>> start Provided records

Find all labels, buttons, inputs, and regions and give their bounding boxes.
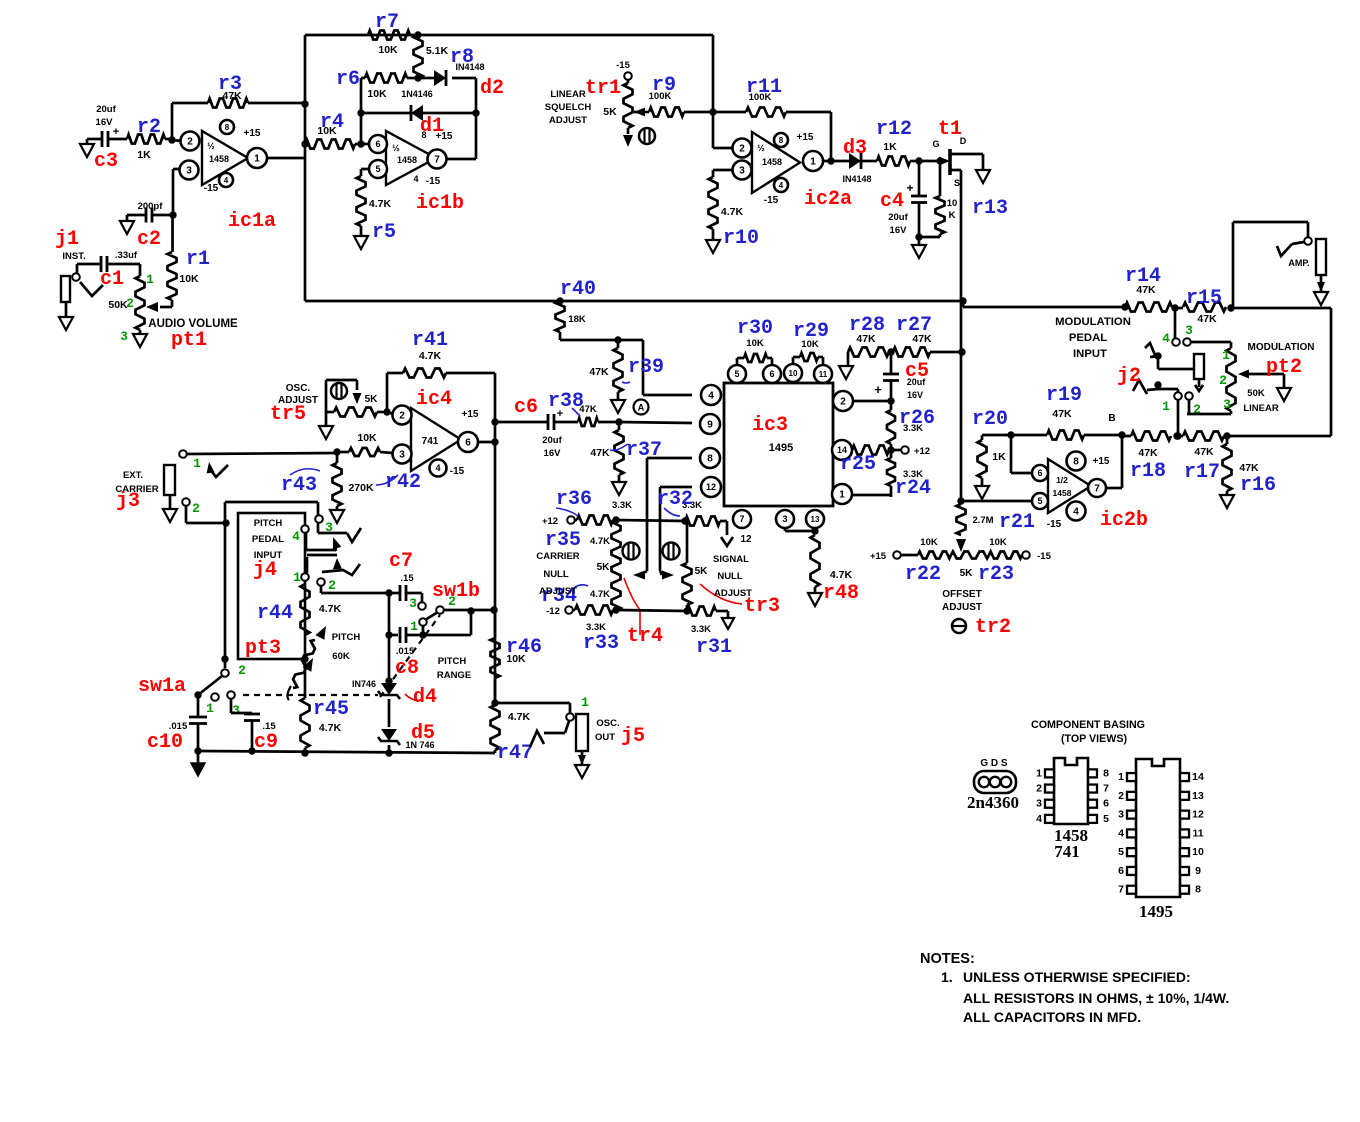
- label tr2: [975, 616, 1011, 639]
- wire t1 source down: [957, 176, 965, 505]
- svg-text:tr1: tr1: [585, 77, 621, 100]
- wire node to pin2: [172, 140, 182, 141]
- node B: [1108, 413, 1115, 424]
- label r40: [560, 278, 596, 301]
- svg-text:c10: c10: [147, 731, 183, 754]
- svg-text:j3: j3: [116, 490, 140, 513]
- jack J5 OSC OUT: [530, 713, 620, 751]
- svg-text:ADJUST: ADJUST: [539, 586, 577, 597]
- svg-text:r24: r24: [895, 477, 931, 500]
- ground at R48: [808, 593, 822, 606]
- svg-text:LINEAR: LINEAR: [1243, 403, 1279, 414]
- svg-text:A: A: [638, 403, 645, 413]
- wire pin4 path from 18K node: [618, 340, 692, 395]
- svg-text:r32: r32: [657, 488, 693, 511]
- svg-text:r5: r5: [372, 221, 396, 244]
- svg-text:r39: r39: [628, 356, 664, 379]
- svg-text:7: 7: [1118, 884, 1124, 896]
- wire left box edge / feedback node: [304, 35, 307, 301]
- svg-text:+12: +12: [542, 516, 558, 527]
- svg-text:3: 3: [1118, 809, 1124, 821]
- svg-text:r44: r44: [257, 602, 293, 625]
- svg-text:+15: +15: [436, 131, 453, 142]
- svg-text:14: 14: [1192, 771, 1204, 783]
- label c10: [147, 731, 183, 754]
- label r39: [628, 356, 664, 379]
- svg-text:½: ½: [757, 143, 765, 153]
- ic3 pin 2: [833, 391, 853, 411]
- label r21: [999, 511, 1035, 534]
- svg-text:ic3: ic3: [752, 414, 788, 437]
- resistor R2 1K: [127, 135, 176, 162]
- svg-text:2: 2: [1036, 783, 1042, 795]
- svg-text:3.3K: 3.3K: [612, 500, 632, 511]
- wire r21 node to pin5: [961, 500, 1033, 503]
- svg-text:pt2: pt2: [1266, 356, 1302, 379]
- svg-text:10: 10: [789, 369, 798, 378]
- svg-text:r26: r26: [899, 407, 935, 430]
- svg-text:+15: +15: [244, 128, 261, 139]
- svg-text:1458: 1458: [1053, 488, 1072, 498]
- pointer r39: [622, 382, 630, 383]
- svg-text:ADJUST: ADJUST: [549, 115, 587, 126]
- j2 upper switch arm: [1145, 343, 1194, 369]
- j4 pin 2 label: [328, 578, 336, 593]
- svg-text:.015: .015: [396, 646, 415, 657]
- ground at R31: [722, 618, 734, 629]
- ground at PT1: [133, 330, 147, 347]
- j3 pin 1 label: [193, 456, 201, 471]
- svg-text:7: 7: [1094, 484, 1100, 495]
- svg-text:60K: 60K: [332, 651, 350, 662]
- svg-text:r31: r31: [696, 636, 732, 659]
- wire j2 contact1 down to r18 node: [1174, 399, 1181, 440]
- svg-text:ALL RESISTORS IN OHMS, ± 10%,: ALL RESISTORS IN OHMS, ± 10%, 1/4W.: [963, 990, 1229, 1006]
- label c6: [514, 396, 538, 419]
- svg-text:4: 4: [1162, 331, 1170, 346]
- svg-text:r41: r41: [412, 329, 448, 352]
- resistor R20 1K: [978, 431, 1015, 486]
- label t1: [938, 118, 962, 141]
- svg-text:6: 6: [1103, 798, 1109, 810]
- resistor R46 10K: [490, 606, 526, 706]
- label r44: [257, 602, 293, 625]
- svg-text:10K: 10K: [367, 88, 387, 100]
- svg-text:c7: c7: [389, 550, 413, 573]
- svg-text:-15: -15: [204, 183, 219, 194]
- svg-text:.33uf: .33uf: [115, 250, 138, 261]
- label c3: [94, 150, 118, 173]
- svg-text:OSC.: OSC.: [596, 718, 619, 729]
- label ic1b: [416, 192, 464, 215]
- svg-text:1: 1: [1162, 399, 1170, 414]
- ground at J5: [575, 751, 589, 778]
- svg-text:UNLESS OTHERWISE SPECIFIED:: UNLESS OTHERWISE SPECIFIED:: [963, 969, 1191, 985]
- svg-text:sw1a: sw1a: [138, 675, 186, 698]
- svg-text:5K: 5K: [960, 568, 974, 579]
- svg-text:1: 1: [1036, 767, 1042, 779]
- diode D1 1N4148: [357, 105, 479, 159]
- label ic1a: [228, 210, 276, 233]
- svg-text:11: 11: [819, 370, 828, 379]
- label r47: [497, 742, 533, 765]
- svg-text:4: 4: [779, 181, 784, 190]
- ic3 pin 10: [784, 364, 802, 382]
- svg-text:r1: r1: [186, 248, 210, 271]
- svg-text:r43: r43: [281, 474, 317, 497]
- text EXT CARRIER: [115, 470, 158, 495]
- resistor R17 47K: [1177, 432, 1231, 459]
- svg-text:ic4: ic4: [416, 388, 452, 411]
- svg-text:-15: -15: [1047, 519, 1062, 530]
- ic3 pin 5: [728, 365, 746, 383]
- IC basing 1495 DIP-14: [1118, 759, 1204, 921]
- svg-text:5: 5: [1118, 846, 1124, 858]
- svg-text:4.7K: 4.7K: [508, 711, 531, 723]
- svg-text:4: 4: [708, 391, 714, 402]
- label c1: [100, 268, 124, 291]
- IC basing 1458 / 741 DIP-8: [1036, 758, 1109, 861]
- svg-text:1: 1: [193, 456, 201, 471]
- j1 switch arm: [80, 282, 103, 296]
- svg-text:16V: 16V: [96, 117, 114, 128]
- label r23: [978, 563, 1014, 586]
- svg-text:-15: -15: [764, 195, 779, 206]
- svg-text:7: 7: [1103, 783, 1109, 795]
- svg-text:3: 3: [399, 450, 405, 461]
- resistor R23 10K: [989, 552, 1023, 559]
- wire r46 node to J5: [495, 703, 570, 713]
- svg-text:tr5: tr5: [270, 403, 306, 426]
- svg-text:10K: 10K: [989, 537, 1007, 548]
- label r35: [545, 529, 581, 552]
- wire pin3 pin13 to r48: [785, 527, 819, 534]
- svg-text:10K: 10K: [378, 44, 398, 56]
- svg-text:tr4: tr4: [627, 625, 663, 648]
- svg-text:PITCH: PITCH: [332, 632, 361, 643]
- svg-text:CARRIER: CARRIER: [536, 551, 579, 562]
- wire R1 top to C2 node: [171, 215, 174, 252]
- label r5: [372, 221, 396, 244]
- resistor R16 47K: [1223, 436, 1260, 495]
- svg-text:5: 5: [375, 164, 380, 174]
- capacitor C8 .015: [385, 627, 423, 657]
- diode D4 zener 1N746: [352, 679, 400, 699]
- svg-text:3: 3: [186, 166, 192, 177]
- svg-text:S: S: [954, 178, 960, 188]
- svg-text:18K: 18K: [568, 314, 586, 325]
- label r36: [556, 488, 592, 516]
- label d3: [843, 137, 867, 160]
- svg-text:4.7K: 4.7K: [590, 536, 610, 547]
- svg-text:r40: r40: [560, 278, 596, 301]
- svg-text:r2: r2: [137, 116, 161, 139]
- svg-text:2: 2: [238, 663, 246, 678]
- wire pin12 to tr3 wiper: [660, 487, 692, 580]
- svg-text:4.7K: 4.7K: [369, 198, 392, 210]
- wire null box top: [616, 517, 689, 524]
- svg-text:6: 6: [769, 369, 774, 379]
- svg-text:r16: r16: [1240, 474, 1276, 497]
- svg-text:1K: 1K: [992, 451, 1006, 463]
- svg-text:47K: 47K: [590, 447, 610, 459]
- label c2: [137, 228, 161, 251]
- svg-text:1: 1: [254, 154, 260, 165]
- svg-text:PEDAL: PEDAL: [1069, 332, 1107, 344]
- label tr5: [270, 403, 306, 426]
- label r25: [840, 453, 876, 476]
- label c5: [905, 360, 929, 383]
- wire c6 node to pin9: [619, 422, 692, 423]
- svg-text:c1: c1: [100, 268, 124, 291]
- screw symbol TR4: [623, 543, 640, 560]
- svg-text:-15: -15: [616, 60, 630, 71]
- j4 pin 3 label: [325, 520, 333, 535]
- svg-text:-12: -12: [546, 606, 560, 617]
- svg-text:8: 8: [1195, 884, 1201, 896]
- svg-text:1N4146: 1N4146: [401, 89, 433, 99]
- svg-text:ic2b: ic2b: [1100, 509, 1148, 532]
- svg-text:50K: 50K: [1247, 388, 1265, 399]
- svg-text:r6: r6: [336, 68, 360, 91]
- svg-text:LINEAR: LINEAR: [550, 89, 586, 100]
- svg-text:OSC.: OSC.: [286, 383, 311, 394]
- svg-text:2: 2: [192, 501, 200, 516]
- svg-text:½: ½: [392, 143, 400, 153]
- screw symbol TR5: [331, 383, 347, 399]
- pt2 pin 1 label: [1222, 348, 1230, 363]
- svg-text:10: 10: [1192, 846, 1204, 858]
- capacitor C7 .15: [389, 573, 422, 602]
- j4 pin 4 label: [292, 529, 300, 544]
- svg-text:+: +: [113, 126, 119, 138]
- capacitor C6 20uf 16V: [491, 408, 578, 459]
- svg-text:d5: d5: [411, 722, 435, 745]
- svg-text:c8: c8: [395, 657, 419, 680]
- svg-text:r7: r7: [375, 11, 399, 34]
- svg-text:5: 5: [1103, 813, 1109, 825]
- svg-text:d2: d2: [480, 77, 504, 100]
- svg-text:c3: c3: [94, 150, 118, 173]
- svg-text:r27: r27: [896, 314, 932, 337]
- text NOTES: [920, 951, 1229, 1025]
- resistor R6 10K: [361, 74, 422, 101]
- j2 pin 3 label: [1185, 323, 1193, 338]
- svg-text:AMP.: AMP.: [1288, 258, 1309, 268]
- ground at C3: [80, 139, 94, 157]
- resistor R39 47K: [589, 340, 622, 400]
- label ic3: [752, 414, 788, 437]
- svg-text:r10: r10: [723, 227, 759, 250]
- potentiometer PT2 50K LINEAR MODULATION: [1227, 342, 1315, 414]
- svg-text:1: 1: [293, 570, 301, 585]
- svg-text:2: 2: [126, 296, 134, 311]
- j2 lower switch arm: [1133, 380, 1178, 394]
- svg-text:r19: r19: [1046, 384, 1082, 407]
- svg-text:-15: -15: [426, 176, 441, 187]
- svg-text:1.: 1.: [941, 969, 953, 985]
- svg-text:1495: 1495: [769, 442, 793, 454]
- svg-text:6: 6: [1118, 865, 1124, 877]
- pt2 pin 2 label: [1219, 373, 1227, 388]
- svg-text:r15: r15: [1186, 287, 1222, 310]
- potentiometer PT1 50K AUDIO VOLUME: [108, 276, 238, 330]
- svg-text:ic1a: ic1a: [228, 210, 276, 233]
- svg-text:SIGNAL: SIGNAL: [713, 554, 749, 565]
- svg-text:1495: 1495: [1139, 902, 1173, 921]
- label pt3: [245, 637, 281, 660]
- capacitor C2 200pf: [127, 201, 177, 223]
- svg-text:t1: t1: [938, 118, 962, 141]
- ground at C2: [120, 215, 134, 234]
- svg-text:1/2: 1/2: [1056, 475, 1068, 485]
- svg-text:3: 3: [1185, 323, 1193, 338]
- j4 contact 4: [301, 525, 309, 533]
- j2 lower contacts: [1174, 392, 1193, 400]
- svg-text:9: 9: [707, 420, 713, 431]
- resistor R38 47K: [578, 404, 623, 426]
- svg-text:2: 2: [187, 137, 193, 148]
- svg-text:4.7K: 4.7K: [319, 722, 342, 734]
- svg-text:2: 2: [328, 578, 336, 593]
- label r10: [723, 227, 759, 250]
- svg-text:j5: j5: [621, 725, 645, 748]
- svg-text:r47: r47: [497, 742, 533, 765]
- svg-text:1458: 1458: [209, 154, 229, 164]
- resistor R10 4.7K: [709, 170, 744, 240]
- label c8: [395, 657, 419, 680]
- svg-text:9: 9: [1195, 865, 1201, 877]
- text 1495 in IC3: [769, 442, 793, 454]
- wire null box bottom: [616, 607, 691, 614]
- resistor R26 3.3K: [887, 401, 923, 454]
- label c9: [254, 731, 278, 754]
- resistor R42 10K: [333, 432, 393, 456]
- svg-text:20uf: 20uf: [542, 435, 562, 446]
- resistor R33 3.3K: [572, 606, 620, 634]
- jack J4 contact r43-3: [315, 515, 323, 523]
- svg-text:r36: r36: [556, 488, 592, 511]
- op-amp IC4 741: [393, 406, 479, 478]
- resistor R48 4.7K: [811, 535, 853, 593]
- svg-text:r4: r4: [320, 111, 344, 134]
- svg-text:7: 7: [434, 155, 440, 166]
- svg-text:16V: 16V: [907, 390, 923, 400]
- svg-text:200pf: 200pf: [138, 201, 164, 212]
- svg-text:PITCH: PITCH: [438, 656, 467, 667]
- diode D5 zener 1N746: [378, 699, 435, 757]
- ic3 pin 9: [700, 414, 720, 434]
- label d5: [411, 722, 435, 745]
- svg-text:1: 1: [146, 272, 154, 287]
- svg-text:13: 13: [1192, 790, 1204, 802]
- svg-text:COMPONENT BASING: COMPONENT BASING: [1031, 719, 1145, 731]
- svg-text:MODULATION: MODULATION: [1247, 342, 1314, 353]
- ground at R43: [330, 510, 344, 523]
- wire IC1B output to feedback: [446, 158, 476, 161]
- svg-text:ADJUST: ADJUST: [714, 588, 752, 599]
- label j1: [55, 228, 79, 251]
- capacitor C4 20uf 16V: [888, 161, 927, 241]
- label r30: [737, 317, 773, 340]
- wire bottom bus: [198, 751, 495, 753]
- op-amp IC2A 1/2 1458: [733, 132, 824, 206]
- svg-text:r30: r30: [737, 317, 773, 340]
- ic3 pin 7: [733, 510, 751, 528]
- pt1 pin 1: [146, 272, 154, 287]
- svg-text:SQUELCH: SQUELCH: [545, 102, 592, 113]
- wire r20 node to pin6: [1011, 435, 1033, 473]
- svg-text:G D S: G D S: [980, 758, 1008, 769]
- resistor R18 47K: [1122, 432, 1181, 460]
- wire j4 outer left: [221, 502, 318, 668]
- label r43: [281, 469, 320, 497]
- jack J4 pitch pedal box: [238, 513, 305, 659]
- svg-text:8: 8: [779, 136, 784, 145]
- svg-text:j1: j1: [55, 228, 79, 251]
- screw symbol TR2: [952, 619, 966, 633]
- resistor R41 4.7K (feedback): [387, 350, 495, 422]
- svg-text:1: 1: [206, 701, 214, 716]
- svg-text:5K: 5K: [597, 562, 611, 573]
- svg-text:1: 1: [1118, 771, 1124, 783]
- label r20: [972, 408, 1008, 431]
- svg-text:r3: r3: [218, 73, 242, 96]
- capacitor C10 .015: [169, 695, 207, 755]
- resistor R29 10K: [793, 339, 823, 365]
- ic3 pin 12: [701, 477, 721, 497]
- svg-text:12: 12: [1192, 809, 1204, 821]
- label tr3: [700, 584, 780, 618]
- label r19: [1046, 384, 1082, 407]
- ic3 pin 11: [814, 365, 832, 383]
- svg-text:4: 4: [1118, 827, 1124, 839]
- op-amp IC1A 1/2 1458: [180, 120, 268, 194]
- ic3 pin 13: [806, 510, 824, 528]
- resistor R45 4.7K: [301, 655, 342, 756]
- ground at T1 drain: [976, 154, 990, 183]
- resistor R14 47K: [1125, 284, 1179, 312]
- svg-text:3: 3: [409, 596, 417, 611]
- label r38: [548, 390, 584, 416]
- ground at R10: [706, 240, 720, 253]
- trimmer TR5 5K OSC ADJUST: [278, 380, 391, 417]
- label r11: [746, 76, 782, 99]
- ground at C10: [191, 751, 205, 776]
- svg-text:4: 4: [435, 463, 440, 473]
- svg-text:IN746: IN746: [352, 679, 376, 689]
- svg-text:r35: r35: [545, 529, 581, 552]
- terminal +12 carrier null: [542, 516, 575, 527]
- sw1b pin 1 label: [410, 619, 418, 634]
- svg-text:47K: 47K: [589, 366, 609, 378]
- ground at AMP jack: [1314, 275, 1328, 305]
- svg-text:8: 8: [421, 130, 426, 140]
- svg-text:3: 3: [782, 514, 787, 524]
- svg-text:r13: r13: [972, 197, 1008, 220]
- text PITCH RANGE: [437, 656, 471, 681]
- svg-text:½: ½: [207, 141, 215, 151]
- sw1b pin 2 label: [448, 594, 456, 609]
- svg-text:r12: r12: [876, 118, 912, 141]
- svg-text:1458: 1458: [762, 157, 782, 167]
- svg-text:K: K: [949, 210, 956, 221]
- label r28: [849, 314, 885, 337]
- label ic4: [416, 388, 452, 411]
- wire j4 contact2 to c7: [321, 585, 393, 597]
- svg-text:MODULATION: MODULATION: [1055, 316, 1131, 328]
- svg-text:16V: 16V: [544, 448, 562, 459]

>> end Provided records

Put the lines of the records running from the line that contains "- label tr2: [975, 616, 1011, 639]" through the line that contains "- svg-text:j3: j3: [116, 490, 140, 513]" into a JSON list of strings, one string per line and no blank lines.

### Response for this exercise
[
  "- label tr2: [975, 616, 1011, 639]",
  "- wire t1 source down: [957, 176, 965, 505]",
  "- svg-text:tr1: tr1: [585, 77, 621, 100]",
  "- wire node to pin2: [172, 140, 182, 141]",
  "- node B: [1108, 413, 1115, 424]",
  "- label r40: [560, 278, 596, 301]",
  "- svg-text:c10: c10: [147, 731, 183, 754]",
  "- svg-text:j3: j3: [116, 490, 140, 513]"
]